_Written task_.
Output all the entries word for word. Omit the pictures.

_Data provided_.
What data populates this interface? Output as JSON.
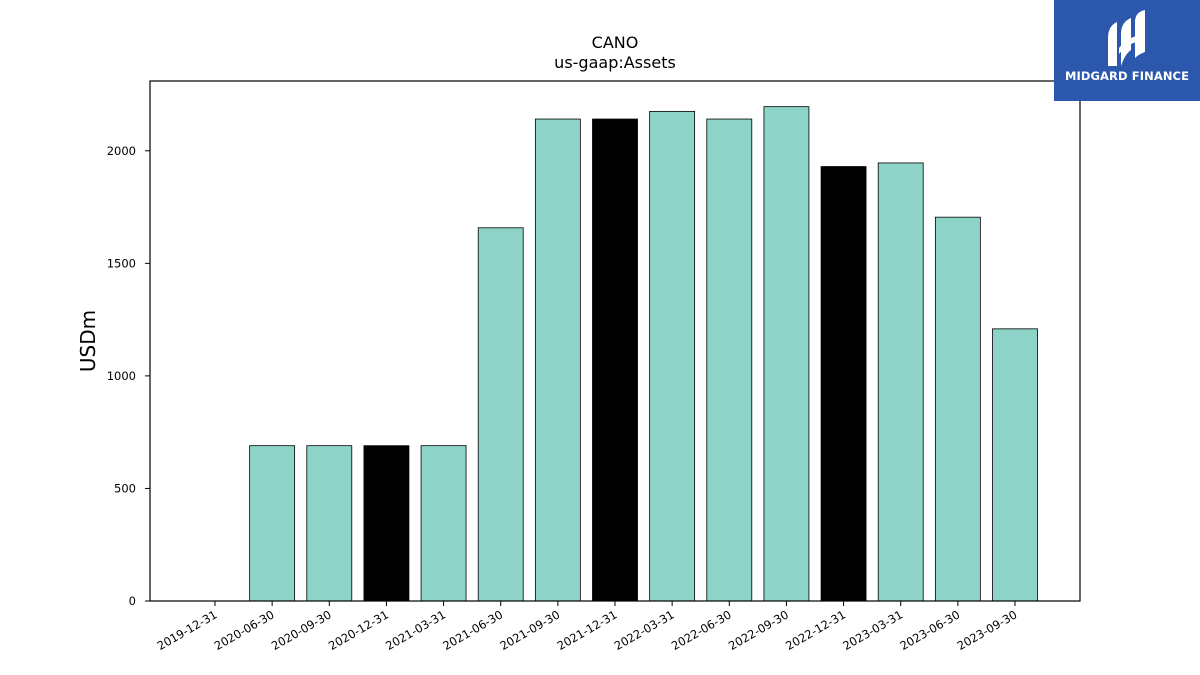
{
  "chart_data": {
    "type": "bar",
    "title": "CANO",
    "subtitle": "us-gaap:Assets",
    "xlabel": "",
    "ylabel": "USDm",
    "ylim": [
      0,
      2310
    ],
    "yticks": [
      0,
      500,
      1000,
      1500,
      2000
    ],
    "grid": false,
    "categories": [
      "2019-12-31",
      "2020-06-30",
      "2020-09-30",
      "2020-12-31",
      "2021-03-31",
      "2021-06-30",
      "2021-09-30",
      "2021-12-31",
      "2022-03-31",
      "2022-06-30",
      "2022-09-30",
      "2022-12-31",
      "2023-03-31",
      "2023-06-30",
      "2023-09-30"
    ],
    "values": [
      0,
      690,
      690,
      690,
      690,
      1658,
      2141,
      2141,
      2175,
      2141,
      2196,
      1930,
      1946,
      1705,
      1209
    ],
    "highlight": [
      false,
      false,
      false,
      true,
      false,
      false,
      false,
      true,
      false,
      false,
      false,
      true,
      false,
      false,
      false
    ],
    "colors": {
      "bar": "#8dd3c7",
      "highlight": "#000000",
      "edge": "#000000"
    }
  },
  "logo": {
    "text": "MIDGARD FINANCE",
    "background": "#2b58ad"
  }
}
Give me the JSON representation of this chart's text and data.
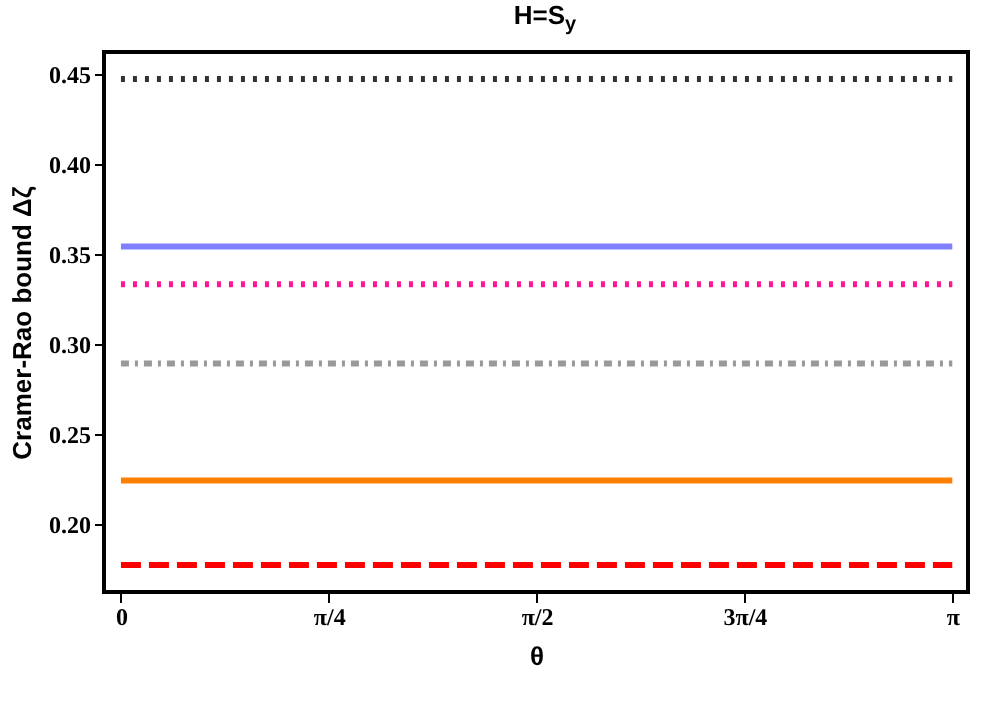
{
  "chart_data": {
    "type": "line",
    "title": "H=S$_{y}$",
    "xlabel": "θ",
    "ylabel": "Cramer-Rao bound Δζ",
    "x": [
      0,
      3.1416
    ],
    "xlim": [
      -0.064,
      3.201
    ],
    "xticks": [
      0,
      {
        "value": 0.7854,
        "label": "π/4"
      },
      {
        "value": 1.5708,
        "label": "π/2"
      },
      {
        "value": 2.3562,
        "label": "3π/4"
      },
      {
        "value": 3.1416,
        "label": "π"
      }
    ],
    "ylim": [
      0.162,
      0.462
    ],
    "yticks": [
      {
        "value": 0.2,
        "label": "0.20"
      },
      0.25,
      {
        "value": 0.3,
        "label": "0.30"
      },
      0.35,
      {
        "value": 0.4,
        "label": "0.40"
      },
      0.45
    ],
    "grid": false,
    "marker": "none",
    "series": [
      {
        "color": "#333333",
        "line_style": "dotted",
        "values": [
          0.447,
          0.447
        ]
      },
      {
        "color": "#8080ff",
        "line_style": "solid",
        "values": [
          0.354,
          0.354
        ]
      },
      {
        "color": "#ff1493",
        "line_style": "dotted",
        "values": [
          0.333,
          0.333
        ]
      },
      {
        "color": "#999999",
        "line_style": "dashdot",
        "values": [
          0.289,
          0.289
        ]
      },
      {
        "color": "#ff8000",
        "line_style": "solid",
        "values": [
          0.224,
          0.224
        ]
      },
      {
        "color": "#ff0000",
        "line_style": "dashed",
        "values": [
          0.177,
          0.177
        ]
      }
    ]
  }
}
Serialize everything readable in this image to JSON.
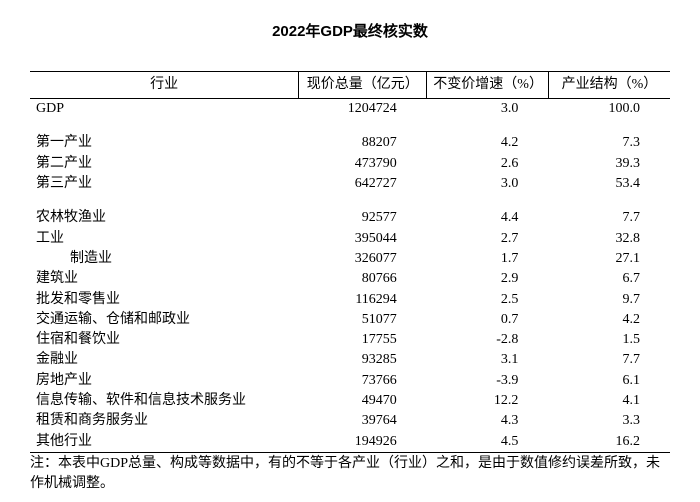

_In response_.
What data populates this interface? Output as JSON.
{
  "chart_data": {
    "type": "bar",
    "title": "CANO",
    "subtitle": "us-gaap:Assets",
    "xlabel": "",
    "ylabel": "USDm",
    "ylim": [
      0,
      2310
    ],
    "yticks": [
      0,
      500,
      1000,
      1500,
      2000
    ],
    "grid": false,
    "categories": [
      "2019-12-31",
      "2020-06-30",
      "2020-09-30",
      "2020-12-31",
      "2021-03-31",
      "2021-06-30",
      "2021-09-30",
      "2021-12-31",
      "2022-03-31",
      "2022-06-30",
      "2022-09-30",
      "2022-12-31",
      "2023-03-31",
      "2023-06-30",
      "2023-09-30"
    ],
    "values": [
      0,
      690,
      690,
      690,
      690,
      1658,
      2141,
      2141,
      2175,
      2141,
      2196,
      1930,
      1946,
      1705,
      1209
    ],
    "highlight": [
      false,
      false,
      false,
      true,
      false,
      false,
      false,
      true,
      false,
      false,
      false,
      true,
      false,
      false,
      false
    ],
    "colors": {
      "bar": "#8dd3c7",
      "highlight": "#000000",
      "edge": "#000000"
    }
  },
  "logo": {
    "text": "MIDGARD FINANCE",
    "background": "#2b58ad"
  }
}
Give me the JSON representation of this chart's text and data.
{
  "chart_data": {
    "type": "line",
    "title": "H=S$_{y}$",
    "xlabel": "θ",
    "ylabel": "Cramer-Rao bound Δζ",
    "x": [
      0,
      3.1416
    ],
    "xlim": [
      -0.064,
      3.201
    ],
    "xticks": [
      0,
      {
        "value": 0.7854,
        "label": "π/4"
      },
      {
        "value": 1.5708,
        "label": "π/2"
      },
      {
        "value": 2.3562,
        "label": "3π/4"
      },
      {
        "value": 3.1416,
        "label": "π"
      }
    ],
    "ylim": [
      0.162,
      0.462
    ],
    "yticks": [
      {
        "value": 0.2,
        "label": "0.20"
      },
      0.25,
      {
        "value": 0.3,
        "label": "0.30"
      },
      0.35,
      {
        "value": 0.4,
        "label": "0.40"
      },
      0.45
    ],
    "grid": false,
    "marker": "none",
    "series": [
      {
        "color": "#333333",
        "line_style": "dotted",
        "values": [
          0.447,
          0.447
        ]
      },
      {
        "color": "#8080ff",
        "line_style": "solid",
        "values": [
          0.354,
          0.354
        ]
      },
      {
        "color": "#ff1493",
        "line_style": "dotted",
        "values": [
          0.333,
          0.333
        ]
      },
      {
        "color": "#999999",
        "line_style": "dashdot",
        "values": [
          0.289,
          0.289
        ]
      },
      {
        "color": "#ff8000",
        "line_style": "solid",
        "values": [
          0.224,
          0.224
        ]
      },
      {
        "color": "#ff0000",
        "line_style": "dashed",
        "values": [
          0.177,
          0.177
        ]
      }
    ]
  }
}
Serialize everything readable in this image to JSON.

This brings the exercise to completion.